## [WRITTEN PROBLEM A]
From the listing, extract the lines from its first line through the line that contains "line-number: 199 [10, 348, 34, 363]", both ends included, and reproduce them unchanged.

§ §

Sorting People and Things

Why we categorize things and stereotype people … what Lincoln, Gandhi, and Che Guevara had in common

We would be dazzled if we had to treat everything we saw, every visual input, as a separate element, and had to figure out the connections anew each time we opened our eyes.

—GARY KLEIN

IF YOU READ someone a list of ten or twenty items that could be bought at a supermarket, that person will remember only a few. If you recite the list repeatedly, the person’s recall will improve. But what really helps is if the items are mentioned within the categories they fall into—for example, vegetables, fruits, and cereals. Research suggests that we have neurons in our prefrontal cortex that respond to categories, and the list exercise illustrates the reason: categorization is a strategy our brains use to more efficiently process information.1 Remember Shereshevsky, the man with the flawless memory who had great trouble recognizing faces? In his memory, each person had many faces: faces as viewed from different angles, faces in varying lighting, faces for each emotion and for each nuance of emotional intensity. As a result, the encyclopedia of faces on the bookshelf of Shereshevsky’s brain was exceptionally thick and difficult to search, and the process of identifying a new face by matching it to one previously seen—which is the essence of what categorization is—was correspondingly cumbersome.

Every object and person we encounter in the world is unique, but we wouldn’t function very well if we perceived them that way. We don’t have the time or the mental bandwidth to observe and consider each detail of every item in our environment. Instead, we employ a few salient traits that we do observe to assign the object to a category, and then we base our assessment of the object on the category rather than the object itself. By maintaining a set of categories, we thus expedite our reactions. If we hadn’t evolved to operate that way, if our brains treated everything we encountered as an individual, we might be eaten by a bear while still deciding whether this particular furry creature is as dangerous as the one that ate Uncle Bob. Instead, once we see a couple bears eat our relatives, the whole species gets a bad reputation. Then, thanks to categorical thinking, when we spot a huge, shaggy animal with large, sharp incisors, we don’t hang around gathering more data; we act on our automatic hunch that it is dangerous and move away from it. Similarly, once we see a few chairs, we assume that if an object has four legs and a back, it was made to sit on; or if the driver in front of us is weaving erratically, we judge that it is best to keep our distance.

Thinking in terms of generic categories such as “bears,” “chairs,” and “erratic drivers” helps us to navigate our environment with great speed and efficiency; we understand an object’s gross significance first and worry about its individuality later. Categorization is one of the most important mental acts we perform, and we do it all the time. Even your ability to read this book depends on your ability to categorize: mastering reading requires grouping similar symbols, like b and d, in different letter categories, while recognizing that symbols as disparate as b, b, , and b all represent the same letter.

Classifying objects isn’t easy, . Mixed fonts aside, it is easy to underestimate the complexity of what is involved in categorization because we usually do it quickly and without conscious effort. When we think of food types, for example, we automatically consider an apple and a banana to be in the same category— fruit—though they appear quite different, but we consider an apple and a red billiard ball to be in different categories, even though they appear quite similar. An alley cat and a dachshund might both be brown and of roughly similar size and shape, while an Old English sheepdog is far different—large, white, and shaggy—but even a child knows that the alley cat is in the category feline and the dachshund and sheepdog are canines. To get an idea of just how sophisticated that categorization is, consider this: it was just a few years ago that computer scientists finally learned how to design a computer vision system that could accomplish the task of distinguishing cats from dogs.

§ §

## [WRITTEN PROBLEM B]
List every generic category that the passage on categorization sets in quotation marks.

§ §

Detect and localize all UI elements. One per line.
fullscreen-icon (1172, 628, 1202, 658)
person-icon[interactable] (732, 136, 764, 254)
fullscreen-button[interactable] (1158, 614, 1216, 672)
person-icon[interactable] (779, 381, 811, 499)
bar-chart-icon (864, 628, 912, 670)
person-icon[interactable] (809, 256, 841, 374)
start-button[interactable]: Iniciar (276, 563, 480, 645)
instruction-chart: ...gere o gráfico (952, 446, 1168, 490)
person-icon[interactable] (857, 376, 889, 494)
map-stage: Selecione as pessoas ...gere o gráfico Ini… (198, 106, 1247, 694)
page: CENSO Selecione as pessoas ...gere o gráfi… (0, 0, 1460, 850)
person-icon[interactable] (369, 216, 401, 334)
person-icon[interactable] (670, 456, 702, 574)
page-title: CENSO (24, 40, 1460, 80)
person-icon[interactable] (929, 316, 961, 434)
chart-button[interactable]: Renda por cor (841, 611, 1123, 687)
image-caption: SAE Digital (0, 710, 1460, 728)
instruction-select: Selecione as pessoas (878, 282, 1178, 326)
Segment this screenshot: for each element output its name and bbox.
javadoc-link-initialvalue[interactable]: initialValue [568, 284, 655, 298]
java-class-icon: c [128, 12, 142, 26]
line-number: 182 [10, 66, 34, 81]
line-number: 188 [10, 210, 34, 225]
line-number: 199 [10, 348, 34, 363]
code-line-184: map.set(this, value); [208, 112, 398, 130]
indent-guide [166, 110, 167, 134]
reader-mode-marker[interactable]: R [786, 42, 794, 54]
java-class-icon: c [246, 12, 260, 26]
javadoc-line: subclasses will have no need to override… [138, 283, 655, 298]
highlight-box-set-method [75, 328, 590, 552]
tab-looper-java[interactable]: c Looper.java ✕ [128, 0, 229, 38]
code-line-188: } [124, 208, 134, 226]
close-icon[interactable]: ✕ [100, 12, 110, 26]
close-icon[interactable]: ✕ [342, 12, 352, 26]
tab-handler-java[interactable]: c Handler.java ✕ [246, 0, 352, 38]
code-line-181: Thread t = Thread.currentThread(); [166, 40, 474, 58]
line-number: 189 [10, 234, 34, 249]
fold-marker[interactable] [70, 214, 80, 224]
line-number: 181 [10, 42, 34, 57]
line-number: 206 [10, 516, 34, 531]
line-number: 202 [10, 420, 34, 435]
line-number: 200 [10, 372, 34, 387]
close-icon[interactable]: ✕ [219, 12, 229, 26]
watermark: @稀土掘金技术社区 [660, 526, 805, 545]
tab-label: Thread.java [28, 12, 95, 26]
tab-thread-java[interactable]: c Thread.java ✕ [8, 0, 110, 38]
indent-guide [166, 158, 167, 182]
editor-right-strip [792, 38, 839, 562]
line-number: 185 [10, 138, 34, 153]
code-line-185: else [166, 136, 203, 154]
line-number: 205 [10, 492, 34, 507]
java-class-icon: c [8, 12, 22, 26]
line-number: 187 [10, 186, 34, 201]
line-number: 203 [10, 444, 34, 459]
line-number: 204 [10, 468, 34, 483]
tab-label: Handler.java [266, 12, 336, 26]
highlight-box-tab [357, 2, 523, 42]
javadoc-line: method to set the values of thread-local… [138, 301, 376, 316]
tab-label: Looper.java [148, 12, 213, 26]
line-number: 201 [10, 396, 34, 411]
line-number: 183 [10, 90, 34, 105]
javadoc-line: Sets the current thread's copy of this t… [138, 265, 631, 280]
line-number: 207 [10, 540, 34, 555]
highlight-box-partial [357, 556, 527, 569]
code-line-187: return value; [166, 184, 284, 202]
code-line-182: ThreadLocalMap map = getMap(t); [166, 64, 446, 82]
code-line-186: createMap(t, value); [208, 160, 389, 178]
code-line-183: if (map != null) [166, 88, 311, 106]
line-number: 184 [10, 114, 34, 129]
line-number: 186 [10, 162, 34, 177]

§ §

## [FULL OUTPUT A]
Detect and localize all UI elements. One per line.
fullscreen-icon (1172, 628, 1202, 658)
person-icon[interactable] (732, 136, 764, 254)
fullscreen-button[interactable] (1158, 614, 1216, 672)
person-icon[interactable] (779, 381, 811, 499)
bar-chart-icon (864, 628, 912, 670)
person-icon[interactable] (809, 256, 841, 374)
start-button[interactable]: Iniciar (276, 563, 480, 645)
instruction-chart: ...gere o gráfico (952, 446, 1168, 490)
person-icon[interactable] (857, 376, 889, 494)
map-stage: Selecione as pessoas ...gere o gráfico Ini… (198, 106, 1247, 694)
page: CENSO Selecione as pessoas ...gere o gráfi… (0, 0, 1460, 850)
person-icon[interactable] (369, 216, 401, 334)
person-icon[interactable] (670, 456, 702, 574)
page-title: CENSO (24, 40, 1460, 80)
person-icon[interactable] (929, 316, 961, 434)
chart-button[interactable]: Renda por cor (841, 611, 1123, 687)
image-caption: SAE Digital (0, 710, 1460, 728)
instruction-select: Selecione as pessoas (878, 282, 1178, 326)
Segment this screenshot: for each element output its name and bbox.
javadoc-link-initialvalue[interactable]: initialValue [568, 284, 655, 298]
java-class-icon: c [128, 12, 142, 26]
line-number: 182 [10, 66, 34, 81]
line-number: 188 [10, 210, 34, 225]
line-number: 199 [10, 348, 34, 363]

## [FULL OUTPUT B]
- bears
- chairs
- erratic drivers